> _WHAT IS REQUIRED_: Return each line of the records with nothing changed, pictures excepted.

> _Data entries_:
+ + + + +

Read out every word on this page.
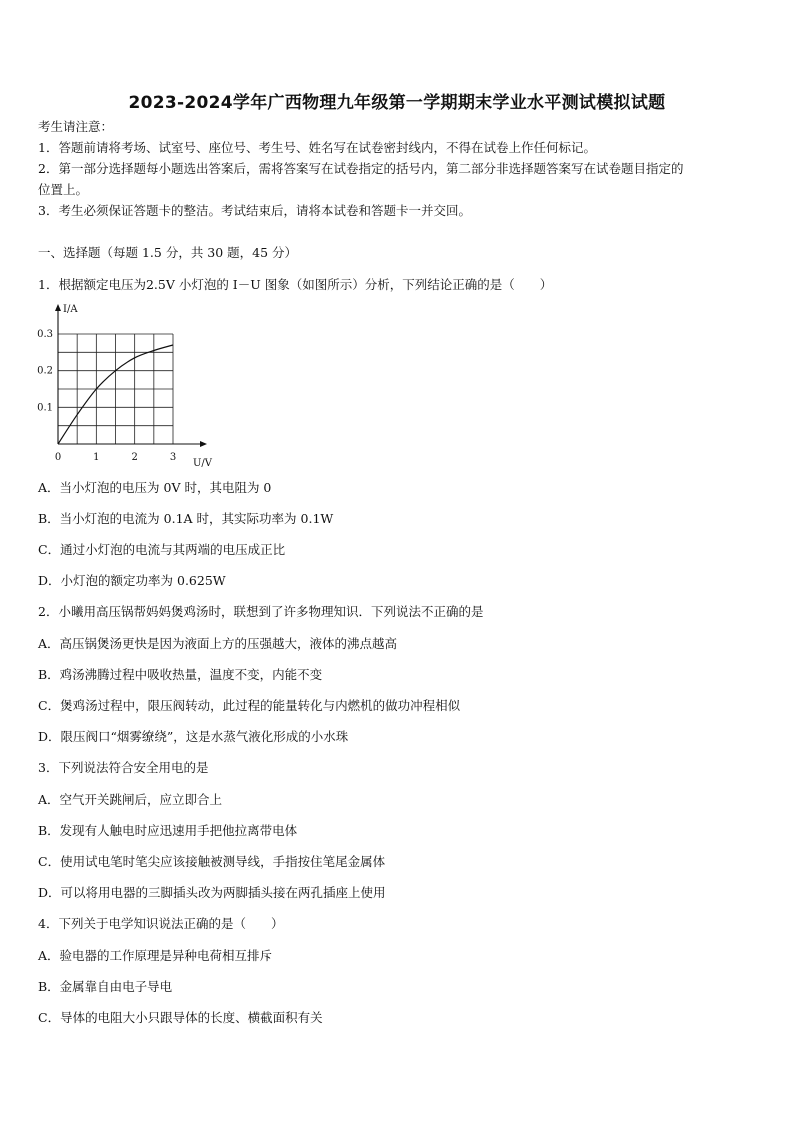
2023-2024学年广西物理九年级第一学期期末学业水平测试模拟试题
考生请注意：
1．答题前请将考场、试室号、座位号、考生号、姓名写在试卷密封线内，不得在试卷上作任何标记。
2．第一部分选择题每小题选出答案后，需将答案写在试卷指定的括号内，第二部分非选择题答案写在试卷题目指定的
位置上。
3．考生必须保证答题卡的整洁。考试结束后，请将本试卷和答题卡一并交回。
一、选择题（每题 1.5 分，共 30 题，45 分）
1．根据额定电压为2.5V 小灯泡的 I－U 图象（如图所示）分析，下列结论正确的是（　　）
0	1	2	3
0.1
0.2
0.3
U/V
I/A
A．当小灯泡的电压为 0V 时，其电阻为 0
B．当小灯泡的电流为 0.1A 时，其实际功率为 0.1W
C．通过小灯泡的电流与其两端的电压成正比
D．小灯泡的额定功率为 0.625W
2．小曦用高压锅帮妈妈煲鸡汤时，联想到了许多物理知识．下列说法不正确的是
A．高压锅煲汤更快是因为液面上方的压强越大，液体的沸点越高
B．鸡汤沸腾过程中吸收热量，温度不变，内能不变
C．煲鸡汤过程中，限压阀转动，此过程的能量转化与内燃机的做功冲程相似
D．限压阀口“烟雾缭绕”，这是水蒸气液化形成的小水珠
3．下列说法符合安全用电的是
A．空气开关跳闸后，应立即合上
B．发现有人触电时应迅速用手把他拉离带电体
C．使用试电笔时笔尖应该接触被测导线，手指按住笔尾金属体
D．可以将用电器的三脚插头改为两脚插头接在两孔插座上使用
4．下列关于电学知识说法正确的是（　　）
A．验电器的工作原理是异种电荷相互排斥
B．金属靠自由电子导电
C．导体的电阻大小只跟导体的长度、横截面积有关
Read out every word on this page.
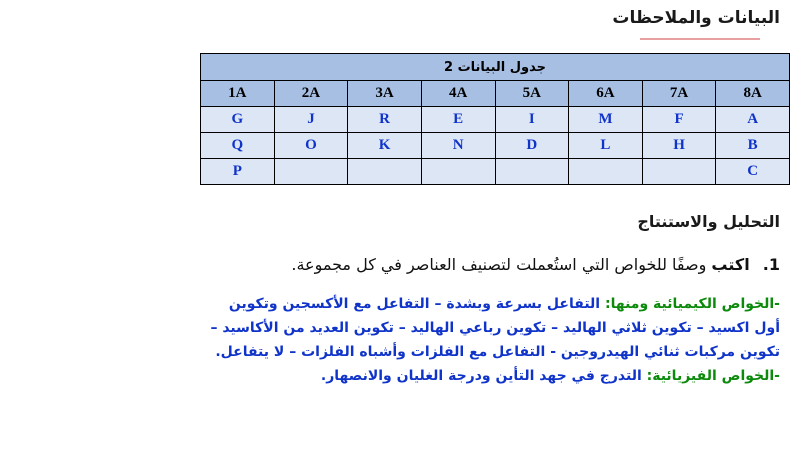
البيانات والملاحظات
جدول البيانات 2							
1A	2A	3A	4A	5A	6A	7A	8A
G	J	R	E	I	M	F	A
Q	O	K	N	D	L	H	B
P							C
التحليل والاستنتاج
1. اكتب وصفًا للخواص التي استُعملت لتصنيف العناصر في كل مجموعة.

-الخواص الكيميائية ومنها: التفاعل بسرعة وبشدة – التفاعل مع الأكسجين وتكوين أول اكسيد – تكوين ثلاثي الهاليد – تكوين رباعي الهاليد – تكوين العديد من الأكاسيد – تكوين مركبات ثنائي الهيدروجين - التفاعل مع الفلزات وأشباه الفلزات – لا يتفاعل.

-الخواص الفيزيائية: التدرج في جهد التأين ودرجة الغليان والانصهار.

+ + + + +

> _WORKED SOLUTION_:
Read out every word on this page.
2023-2024学年广西物理九年级第一学期期末学业水平测试模拟试题
考生请注意：
1．答题前请将考场、试室号、座位号、考生号、姓名写在试卷密封线内，不得在试卷上作任何标记。
2．第一部分选择题每小题选出答案后，需将答案写在试卷指定的括号内，第二部分非选择题答案写在试卷题目指定的
位置上。
3．考生必须保证答题卡的整洁。考试结束后，请将本试卷和答题卡一并交回。
一、选择题（每题 1.5 分，共 30 题，45 分）
1．根据额定电压为2.5V 小灯泡的 I－U 图象（如图所示）分析，下列结论正确的是（　　）
0	1	2	3
0.1
0.2
0.3
U/V
I/A
A．当小灯泡的电压为 0V 时，其电阻为 0
B．当小灯泡的电流为 0.1A 时，其实际功率为 0.1W
C．通过小灯泡的电流与其两端的电压成正比
D．小灯泡的额定功率为 0.625W
2．小曦用高压锅帮妈妈煲鸡汤时，联想到了许多物理知识．下列说法不正确的是
A．高压锅煲汤更快是因为液面上方的压强越大，液体的沸点越高
B．鸡汤沸腾过程中吸收热量，温度不变，内能不变
C．煲鸡汤过程中，限压阀转动，此过程的能量转化与内燃机的做功冲程相似
D．限压阀口“烟雾缭绕”，这是水蒸气液化形成的小水珠
3．下列说法符合安全用电的是
A．空气开关跳闸后，应立即合上
B．发现有人触电时应迅速用手把他拉离带电体
C．使用试电笔时笔尖应该接触被测导线，手指按住笔尾金属体
D．可以将用电器的三脚插头改为两脚插头接在两孔插座上使用
4．下列关于电学知识说法正确的是（　　）
A．验电器的工作原理是异种电荷相互排斥
B．金属靠自由电子导电
C．导体的电阻大小只跟导体的长度、横截面积有关
Read out every word on this page.
البيانات والملاحظات
جدول البيانات 2							
1A	2A	3A	4A	5A	6A	7A	8A
G	J	R	E	I	M	F	A
Q	O	K	N	D	L	H	B
P							C
التحليل والاستنتاج
1. اكتب وصفًا للخواص التي استُعملت لتصنيف العناصر في كل مجموعة.

-الخواص الكيميائية ومنها: التفاعل بسرعة وبشدة – التفاعل مع الأكسجين وتكوين أول اكسيد – تكوين ثلاثي الهاليد – تكوين رباعي الهاليد – تكوين العديد من الأكاسيد – تكوين مركبات ثنائي الهيدروجين - التفاعل مع الفلزات وأشباه الفلزات – لا يتفاعل.

-الخواص الفيزيائية: التدرج في جهد التأين ودرجة الغليان والانصهار.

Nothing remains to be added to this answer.